Task brief: Using the records that follow, copy every line containing the word "slunce".

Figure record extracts

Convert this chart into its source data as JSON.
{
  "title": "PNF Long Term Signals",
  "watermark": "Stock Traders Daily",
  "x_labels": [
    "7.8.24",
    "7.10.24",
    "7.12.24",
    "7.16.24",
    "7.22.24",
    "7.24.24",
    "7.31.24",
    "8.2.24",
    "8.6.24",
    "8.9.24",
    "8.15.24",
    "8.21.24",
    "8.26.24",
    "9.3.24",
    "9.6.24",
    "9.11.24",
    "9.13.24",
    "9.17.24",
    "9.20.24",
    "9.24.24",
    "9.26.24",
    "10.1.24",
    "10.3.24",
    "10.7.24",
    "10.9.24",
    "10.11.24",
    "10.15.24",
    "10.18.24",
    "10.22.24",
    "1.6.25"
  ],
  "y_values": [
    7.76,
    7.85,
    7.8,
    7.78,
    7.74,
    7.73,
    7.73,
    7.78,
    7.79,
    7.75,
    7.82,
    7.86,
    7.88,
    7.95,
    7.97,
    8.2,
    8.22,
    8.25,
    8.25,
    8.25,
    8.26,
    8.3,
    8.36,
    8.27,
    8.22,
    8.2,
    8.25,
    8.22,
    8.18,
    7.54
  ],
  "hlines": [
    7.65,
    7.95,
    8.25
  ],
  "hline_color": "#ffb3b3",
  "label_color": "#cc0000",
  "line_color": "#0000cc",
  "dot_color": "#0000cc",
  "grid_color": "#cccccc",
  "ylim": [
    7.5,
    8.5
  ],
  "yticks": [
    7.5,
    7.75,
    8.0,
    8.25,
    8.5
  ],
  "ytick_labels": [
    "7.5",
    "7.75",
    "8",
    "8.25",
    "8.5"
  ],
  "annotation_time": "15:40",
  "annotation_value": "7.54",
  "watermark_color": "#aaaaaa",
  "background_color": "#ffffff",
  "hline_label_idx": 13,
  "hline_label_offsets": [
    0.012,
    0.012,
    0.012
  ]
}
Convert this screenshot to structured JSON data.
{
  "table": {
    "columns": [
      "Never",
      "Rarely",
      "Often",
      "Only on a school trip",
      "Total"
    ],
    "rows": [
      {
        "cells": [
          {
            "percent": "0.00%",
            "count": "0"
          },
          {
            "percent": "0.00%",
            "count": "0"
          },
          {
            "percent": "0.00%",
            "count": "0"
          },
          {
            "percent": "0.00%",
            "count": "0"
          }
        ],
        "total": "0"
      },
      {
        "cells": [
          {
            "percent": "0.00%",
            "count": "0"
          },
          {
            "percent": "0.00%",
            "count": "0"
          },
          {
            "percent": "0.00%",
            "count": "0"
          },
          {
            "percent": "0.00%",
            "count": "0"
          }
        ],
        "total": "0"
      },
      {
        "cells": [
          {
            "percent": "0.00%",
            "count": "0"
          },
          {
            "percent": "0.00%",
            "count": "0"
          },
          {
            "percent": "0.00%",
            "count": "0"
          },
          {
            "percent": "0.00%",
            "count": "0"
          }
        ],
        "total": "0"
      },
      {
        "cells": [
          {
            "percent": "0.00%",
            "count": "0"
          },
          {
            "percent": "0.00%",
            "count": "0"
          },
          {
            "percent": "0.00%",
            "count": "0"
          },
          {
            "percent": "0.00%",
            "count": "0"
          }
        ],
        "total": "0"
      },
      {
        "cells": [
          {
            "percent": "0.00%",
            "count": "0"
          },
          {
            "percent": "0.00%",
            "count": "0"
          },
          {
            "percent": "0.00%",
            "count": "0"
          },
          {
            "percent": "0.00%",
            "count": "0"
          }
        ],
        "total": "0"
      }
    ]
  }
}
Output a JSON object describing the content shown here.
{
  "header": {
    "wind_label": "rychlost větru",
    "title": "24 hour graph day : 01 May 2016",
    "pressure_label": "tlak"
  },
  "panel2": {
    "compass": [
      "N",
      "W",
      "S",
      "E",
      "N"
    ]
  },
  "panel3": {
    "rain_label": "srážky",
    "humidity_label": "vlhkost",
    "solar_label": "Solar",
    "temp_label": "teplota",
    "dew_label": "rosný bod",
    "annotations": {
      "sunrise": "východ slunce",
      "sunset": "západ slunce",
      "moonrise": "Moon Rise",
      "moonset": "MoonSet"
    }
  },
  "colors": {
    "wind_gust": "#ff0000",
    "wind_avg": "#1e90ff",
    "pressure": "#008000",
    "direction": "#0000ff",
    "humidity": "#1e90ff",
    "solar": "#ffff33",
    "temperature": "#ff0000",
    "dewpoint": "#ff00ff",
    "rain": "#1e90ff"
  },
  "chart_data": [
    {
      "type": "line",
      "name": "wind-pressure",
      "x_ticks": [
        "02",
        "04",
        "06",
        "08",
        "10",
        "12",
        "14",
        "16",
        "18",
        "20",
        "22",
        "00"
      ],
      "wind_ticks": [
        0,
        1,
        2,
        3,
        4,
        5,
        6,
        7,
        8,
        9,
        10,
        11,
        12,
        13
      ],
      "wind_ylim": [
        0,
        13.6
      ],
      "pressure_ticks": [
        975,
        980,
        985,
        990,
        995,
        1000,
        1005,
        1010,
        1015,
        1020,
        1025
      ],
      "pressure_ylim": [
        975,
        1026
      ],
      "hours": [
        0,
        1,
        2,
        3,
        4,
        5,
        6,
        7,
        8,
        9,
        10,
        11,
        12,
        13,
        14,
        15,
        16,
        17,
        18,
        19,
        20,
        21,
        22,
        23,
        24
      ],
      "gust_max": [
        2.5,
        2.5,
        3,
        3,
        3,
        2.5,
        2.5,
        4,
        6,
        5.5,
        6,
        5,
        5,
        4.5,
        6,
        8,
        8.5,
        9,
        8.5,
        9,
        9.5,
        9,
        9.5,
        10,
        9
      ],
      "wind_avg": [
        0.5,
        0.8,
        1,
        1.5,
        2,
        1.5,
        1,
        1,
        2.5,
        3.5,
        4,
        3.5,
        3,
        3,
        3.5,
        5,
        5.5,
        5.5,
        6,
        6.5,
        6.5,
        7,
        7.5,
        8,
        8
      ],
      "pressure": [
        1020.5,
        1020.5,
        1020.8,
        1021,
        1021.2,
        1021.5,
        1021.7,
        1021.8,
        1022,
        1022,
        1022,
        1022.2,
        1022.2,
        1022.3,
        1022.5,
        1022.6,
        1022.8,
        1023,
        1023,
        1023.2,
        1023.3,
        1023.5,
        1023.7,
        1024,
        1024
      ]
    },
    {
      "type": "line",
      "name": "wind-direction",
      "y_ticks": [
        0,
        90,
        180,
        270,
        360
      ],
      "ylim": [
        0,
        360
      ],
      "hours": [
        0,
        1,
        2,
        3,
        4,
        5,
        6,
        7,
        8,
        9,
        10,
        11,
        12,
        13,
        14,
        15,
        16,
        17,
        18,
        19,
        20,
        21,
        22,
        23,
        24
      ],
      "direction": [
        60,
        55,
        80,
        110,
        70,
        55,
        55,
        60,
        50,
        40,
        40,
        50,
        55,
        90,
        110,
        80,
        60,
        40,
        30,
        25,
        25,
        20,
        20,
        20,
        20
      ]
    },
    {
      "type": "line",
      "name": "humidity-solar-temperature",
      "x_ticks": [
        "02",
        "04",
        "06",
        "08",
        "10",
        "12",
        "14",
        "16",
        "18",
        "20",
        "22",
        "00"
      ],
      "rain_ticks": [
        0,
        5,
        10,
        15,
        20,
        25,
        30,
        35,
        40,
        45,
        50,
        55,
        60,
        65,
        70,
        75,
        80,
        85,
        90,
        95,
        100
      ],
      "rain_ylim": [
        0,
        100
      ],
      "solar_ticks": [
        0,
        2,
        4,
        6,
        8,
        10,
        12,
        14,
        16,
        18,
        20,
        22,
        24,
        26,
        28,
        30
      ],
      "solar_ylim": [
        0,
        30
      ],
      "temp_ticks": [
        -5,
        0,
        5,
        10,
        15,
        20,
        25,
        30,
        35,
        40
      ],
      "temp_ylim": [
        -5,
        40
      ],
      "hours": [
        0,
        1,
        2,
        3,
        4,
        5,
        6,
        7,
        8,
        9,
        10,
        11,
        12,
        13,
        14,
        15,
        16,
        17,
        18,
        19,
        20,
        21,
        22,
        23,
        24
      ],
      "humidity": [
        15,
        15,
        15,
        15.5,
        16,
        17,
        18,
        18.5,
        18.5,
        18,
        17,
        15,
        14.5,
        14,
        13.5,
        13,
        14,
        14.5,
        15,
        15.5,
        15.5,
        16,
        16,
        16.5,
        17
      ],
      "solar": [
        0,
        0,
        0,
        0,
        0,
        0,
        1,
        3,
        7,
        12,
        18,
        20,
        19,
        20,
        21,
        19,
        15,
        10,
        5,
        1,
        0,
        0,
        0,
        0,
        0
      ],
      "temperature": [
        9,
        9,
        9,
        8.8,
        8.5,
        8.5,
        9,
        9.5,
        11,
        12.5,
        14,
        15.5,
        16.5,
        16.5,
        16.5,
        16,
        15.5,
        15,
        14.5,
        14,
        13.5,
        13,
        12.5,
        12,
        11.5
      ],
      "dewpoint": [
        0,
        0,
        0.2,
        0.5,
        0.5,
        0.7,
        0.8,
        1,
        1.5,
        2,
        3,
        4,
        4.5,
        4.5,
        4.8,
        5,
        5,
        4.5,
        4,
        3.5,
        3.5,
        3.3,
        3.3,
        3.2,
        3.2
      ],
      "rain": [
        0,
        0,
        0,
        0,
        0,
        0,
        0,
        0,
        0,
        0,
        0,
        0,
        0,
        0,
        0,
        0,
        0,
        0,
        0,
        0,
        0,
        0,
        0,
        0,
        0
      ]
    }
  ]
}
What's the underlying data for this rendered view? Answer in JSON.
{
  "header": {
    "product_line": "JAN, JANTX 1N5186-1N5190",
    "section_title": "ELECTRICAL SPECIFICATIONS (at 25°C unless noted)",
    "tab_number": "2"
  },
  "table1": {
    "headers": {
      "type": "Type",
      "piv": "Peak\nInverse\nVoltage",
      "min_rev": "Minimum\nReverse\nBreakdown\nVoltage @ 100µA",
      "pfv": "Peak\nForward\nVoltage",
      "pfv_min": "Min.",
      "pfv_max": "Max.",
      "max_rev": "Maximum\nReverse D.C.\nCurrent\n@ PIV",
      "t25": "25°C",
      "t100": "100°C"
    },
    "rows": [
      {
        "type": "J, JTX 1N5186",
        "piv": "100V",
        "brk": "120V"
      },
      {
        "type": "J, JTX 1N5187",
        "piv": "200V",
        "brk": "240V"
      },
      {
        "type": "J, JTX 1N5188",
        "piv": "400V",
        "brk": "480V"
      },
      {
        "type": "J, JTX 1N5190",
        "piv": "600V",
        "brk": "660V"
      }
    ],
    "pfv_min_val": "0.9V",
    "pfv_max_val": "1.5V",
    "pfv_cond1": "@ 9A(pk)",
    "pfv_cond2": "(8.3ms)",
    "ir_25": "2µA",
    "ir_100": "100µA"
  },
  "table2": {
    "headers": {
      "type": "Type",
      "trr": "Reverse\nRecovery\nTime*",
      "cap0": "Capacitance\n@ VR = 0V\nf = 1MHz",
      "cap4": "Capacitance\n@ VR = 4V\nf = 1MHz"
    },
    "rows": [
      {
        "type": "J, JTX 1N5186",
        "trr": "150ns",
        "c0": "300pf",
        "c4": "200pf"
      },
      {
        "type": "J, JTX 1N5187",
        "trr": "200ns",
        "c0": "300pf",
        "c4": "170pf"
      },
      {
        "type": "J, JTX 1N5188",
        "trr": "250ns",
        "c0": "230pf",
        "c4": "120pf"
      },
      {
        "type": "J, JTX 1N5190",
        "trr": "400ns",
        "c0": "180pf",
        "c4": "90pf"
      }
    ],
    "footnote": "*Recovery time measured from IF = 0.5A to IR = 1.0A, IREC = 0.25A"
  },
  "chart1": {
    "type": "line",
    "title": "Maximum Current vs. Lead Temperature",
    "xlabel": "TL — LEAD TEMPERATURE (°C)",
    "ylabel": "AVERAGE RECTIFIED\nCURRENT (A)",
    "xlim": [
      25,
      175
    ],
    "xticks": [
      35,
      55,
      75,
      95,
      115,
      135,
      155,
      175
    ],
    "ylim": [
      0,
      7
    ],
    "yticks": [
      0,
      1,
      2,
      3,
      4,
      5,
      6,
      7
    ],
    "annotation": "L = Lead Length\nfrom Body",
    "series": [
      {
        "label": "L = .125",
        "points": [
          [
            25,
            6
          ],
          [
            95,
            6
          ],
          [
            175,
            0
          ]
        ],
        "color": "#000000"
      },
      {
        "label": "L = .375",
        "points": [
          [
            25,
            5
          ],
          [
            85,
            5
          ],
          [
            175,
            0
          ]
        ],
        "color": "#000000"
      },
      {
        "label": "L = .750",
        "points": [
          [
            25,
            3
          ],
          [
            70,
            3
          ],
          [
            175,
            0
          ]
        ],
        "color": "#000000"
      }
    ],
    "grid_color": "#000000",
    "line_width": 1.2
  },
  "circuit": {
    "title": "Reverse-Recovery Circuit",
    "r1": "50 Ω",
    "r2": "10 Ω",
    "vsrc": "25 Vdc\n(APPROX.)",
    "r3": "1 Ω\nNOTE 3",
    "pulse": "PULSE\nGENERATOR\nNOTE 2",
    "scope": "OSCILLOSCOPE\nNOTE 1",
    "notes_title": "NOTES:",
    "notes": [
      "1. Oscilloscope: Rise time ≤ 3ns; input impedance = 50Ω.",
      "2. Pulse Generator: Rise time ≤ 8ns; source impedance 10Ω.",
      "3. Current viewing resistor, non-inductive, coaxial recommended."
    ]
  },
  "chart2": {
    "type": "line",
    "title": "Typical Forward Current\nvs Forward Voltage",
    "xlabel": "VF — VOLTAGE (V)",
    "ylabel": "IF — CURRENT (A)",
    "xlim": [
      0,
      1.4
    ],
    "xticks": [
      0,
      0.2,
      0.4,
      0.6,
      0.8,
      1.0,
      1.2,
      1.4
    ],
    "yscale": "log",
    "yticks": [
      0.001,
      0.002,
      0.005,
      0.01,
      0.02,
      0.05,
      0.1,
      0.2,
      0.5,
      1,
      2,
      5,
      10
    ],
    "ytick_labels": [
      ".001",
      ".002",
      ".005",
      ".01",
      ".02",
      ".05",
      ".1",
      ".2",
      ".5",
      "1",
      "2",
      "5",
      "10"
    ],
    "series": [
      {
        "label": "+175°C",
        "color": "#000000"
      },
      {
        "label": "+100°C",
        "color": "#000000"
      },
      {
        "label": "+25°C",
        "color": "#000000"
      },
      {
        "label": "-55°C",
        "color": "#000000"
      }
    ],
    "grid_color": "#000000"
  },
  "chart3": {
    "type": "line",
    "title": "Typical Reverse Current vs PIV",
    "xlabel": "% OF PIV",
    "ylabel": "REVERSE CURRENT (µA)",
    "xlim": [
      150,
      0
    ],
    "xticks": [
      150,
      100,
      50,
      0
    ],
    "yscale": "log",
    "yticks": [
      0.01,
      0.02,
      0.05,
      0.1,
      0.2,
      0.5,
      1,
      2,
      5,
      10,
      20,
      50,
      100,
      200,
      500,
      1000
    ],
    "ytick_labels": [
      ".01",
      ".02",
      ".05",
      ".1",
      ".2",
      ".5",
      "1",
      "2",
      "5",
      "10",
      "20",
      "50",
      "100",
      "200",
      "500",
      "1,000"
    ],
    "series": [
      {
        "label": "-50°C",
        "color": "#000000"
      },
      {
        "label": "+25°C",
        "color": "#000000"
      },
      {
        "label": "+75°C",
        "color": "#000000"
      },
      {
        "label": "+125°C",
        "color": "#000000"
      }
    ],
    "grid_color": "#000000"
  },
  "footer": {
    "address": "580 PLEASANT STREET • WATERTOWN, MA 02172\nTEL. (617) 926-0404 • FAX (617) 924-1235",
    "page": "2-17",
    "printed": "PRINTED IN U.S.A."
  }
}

Correct result:
      "sunrise": "východ slunce",
      "sunset": "západ slunce",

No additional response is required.